• **Do this**: Pull out each line of the records holding the string "exposure".

• **Available data**:
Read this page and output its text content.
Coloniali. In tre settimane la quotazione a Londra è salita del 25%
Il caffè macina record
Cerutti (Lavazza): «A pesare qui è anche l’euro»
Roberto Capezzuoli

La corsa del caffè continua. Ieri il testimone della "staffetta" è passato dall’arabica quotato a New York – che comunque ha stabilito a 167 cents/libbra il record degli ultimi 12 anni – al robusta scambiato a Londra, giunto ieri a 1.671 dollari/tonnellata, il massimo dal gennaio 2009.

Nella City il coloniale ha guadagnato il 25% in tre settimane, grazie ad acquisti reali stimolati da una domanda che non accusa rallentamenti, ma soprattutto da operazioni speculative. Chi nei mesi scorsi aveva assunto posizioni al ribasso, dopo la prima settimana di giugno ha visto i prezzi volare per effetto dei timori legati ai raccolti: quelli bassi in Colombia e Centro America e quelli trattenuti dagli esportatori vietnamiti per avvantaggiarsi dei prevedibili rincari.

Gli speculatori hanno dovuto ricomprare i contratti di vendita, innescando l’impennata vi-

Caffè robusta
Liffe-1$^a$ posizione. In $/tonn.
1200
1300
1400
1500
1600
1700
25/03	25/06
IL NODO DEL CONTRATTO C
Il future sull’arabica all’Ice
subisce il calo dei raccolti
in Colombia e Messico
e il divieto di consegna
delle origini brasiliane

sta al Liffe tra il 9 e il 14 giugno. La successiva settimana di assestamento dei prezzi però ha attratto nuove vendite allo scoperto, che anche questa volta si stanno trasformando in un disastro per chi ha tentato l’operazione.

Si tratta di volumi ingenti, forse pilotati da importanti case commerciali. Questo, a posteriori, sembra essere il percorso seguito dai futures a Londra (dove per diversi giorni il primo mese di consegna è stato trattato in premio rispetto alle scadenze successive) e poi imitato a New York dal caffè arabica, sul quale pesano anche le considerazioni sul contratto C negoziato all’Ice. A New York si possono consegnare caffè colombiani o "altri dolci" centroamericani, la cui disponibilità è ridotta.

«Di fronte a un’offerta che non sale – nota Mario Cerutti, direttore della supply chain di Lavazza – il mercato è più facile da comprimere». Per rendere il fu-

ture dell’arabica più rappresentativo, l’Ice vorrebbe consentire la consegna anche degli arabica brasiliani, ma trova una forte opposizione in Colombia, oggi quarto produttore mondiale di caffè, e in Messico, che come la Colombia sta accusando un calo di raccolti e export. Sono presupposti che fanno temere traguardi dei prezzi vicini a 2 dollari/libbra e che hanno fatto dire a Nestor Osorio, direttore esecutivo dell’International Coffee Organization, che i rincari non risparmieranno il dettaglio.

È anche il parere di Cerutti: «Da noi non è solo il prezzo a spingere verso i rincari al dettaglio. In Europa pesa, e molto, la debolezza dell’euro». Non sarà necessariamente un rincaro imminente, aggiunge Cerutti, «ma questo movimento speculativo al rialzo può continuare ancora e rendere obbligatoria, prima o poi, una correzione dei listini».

---

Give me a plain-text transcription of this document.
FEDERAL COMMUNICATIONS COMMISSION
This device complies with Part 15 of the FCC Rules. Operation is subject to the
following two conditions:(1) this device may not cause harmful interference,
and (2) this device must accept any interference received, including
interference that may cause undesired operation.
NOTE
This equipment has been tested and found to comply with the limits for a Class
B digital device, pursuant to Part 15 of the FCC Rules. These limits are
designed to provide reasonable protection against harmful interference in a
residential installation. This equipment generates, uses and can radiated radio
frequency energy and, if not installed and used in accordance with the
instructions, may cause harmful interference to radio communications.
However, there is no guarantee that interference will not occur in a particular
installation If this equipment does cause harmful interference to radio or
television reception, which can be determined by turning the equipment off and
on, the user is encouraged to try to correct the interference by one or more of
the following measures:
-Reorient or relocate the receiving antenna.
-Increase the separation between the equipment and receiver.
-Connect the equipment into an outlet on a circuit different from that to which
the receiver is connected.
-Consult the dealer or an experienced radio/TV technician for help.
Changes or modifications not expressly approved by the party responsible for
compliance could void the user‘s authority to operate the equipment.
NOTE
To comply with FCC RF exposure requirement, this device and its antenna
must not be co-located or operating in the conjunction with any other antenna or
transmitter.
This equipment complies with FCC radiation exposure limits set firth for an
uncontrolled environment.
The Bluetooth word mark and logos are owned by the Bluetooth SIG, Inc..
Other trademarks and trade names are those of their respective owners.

...

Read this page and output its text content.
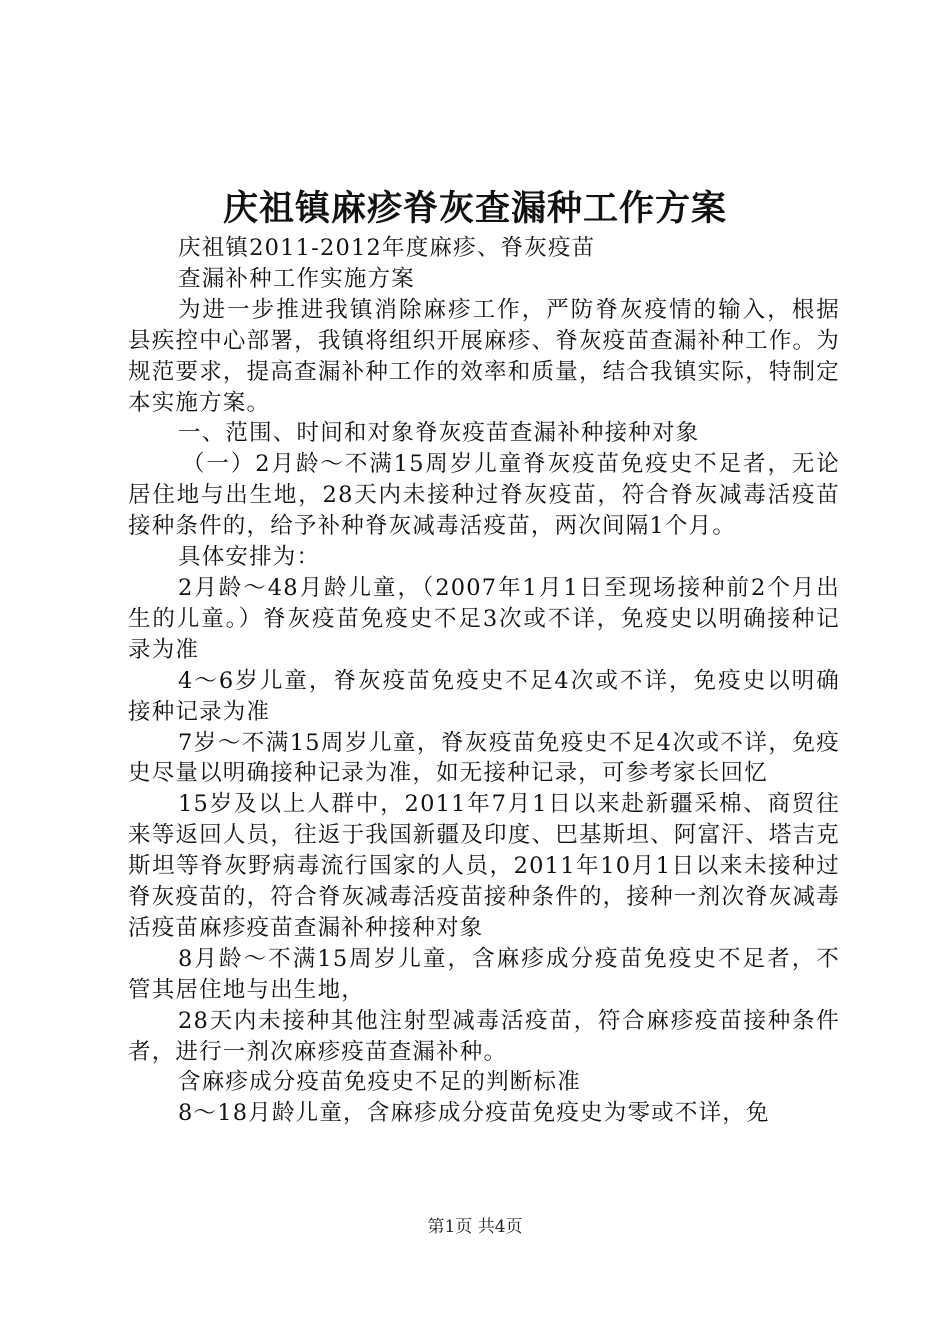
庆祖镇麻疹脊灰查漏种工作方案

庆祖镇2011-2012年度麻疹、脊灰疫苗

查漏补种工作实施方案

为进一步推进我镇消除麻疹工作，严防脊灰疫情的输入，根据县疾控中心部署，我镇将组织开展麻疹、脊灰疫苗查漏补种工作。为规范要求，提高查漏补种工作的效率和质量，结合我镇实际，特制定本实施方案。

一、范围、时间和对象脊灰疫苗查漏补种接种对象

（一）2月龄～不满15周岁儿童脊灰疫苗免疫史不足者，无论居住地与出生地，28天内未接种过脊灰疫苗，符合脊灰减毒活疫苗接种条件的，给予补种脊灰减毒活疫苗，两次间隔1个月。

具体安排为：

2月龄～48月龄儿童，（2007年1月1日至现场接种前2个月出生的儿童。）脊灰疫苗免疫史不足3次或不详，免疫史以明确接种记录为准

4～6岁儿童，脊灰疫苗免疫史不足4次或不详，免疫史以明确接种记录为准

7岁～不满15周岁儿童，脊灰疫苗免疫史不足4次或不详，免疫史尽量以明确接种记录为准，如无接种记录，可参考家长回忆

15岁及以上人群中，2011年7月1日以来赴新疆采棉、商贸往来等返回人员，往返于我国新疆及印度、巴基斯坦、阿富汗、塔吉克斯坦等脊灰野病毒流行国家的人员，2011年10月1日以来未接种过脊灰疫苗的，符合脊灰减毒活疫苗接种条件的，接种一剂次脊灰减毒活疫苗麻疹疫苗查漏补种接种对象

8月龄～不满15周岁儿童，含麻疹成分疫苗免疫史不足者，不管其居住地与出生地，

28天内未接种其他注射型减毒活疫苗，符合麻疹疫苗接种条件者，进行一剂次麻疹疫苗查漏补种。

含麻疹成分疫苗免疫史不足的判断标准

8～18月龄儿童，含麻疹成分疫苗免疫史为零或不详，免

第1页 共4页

• **Solution for this exercise**:
To comply with FCC RF exposure requirement, this device and its antenna
This equipment complies with FCC radiation exposure limits set firth for an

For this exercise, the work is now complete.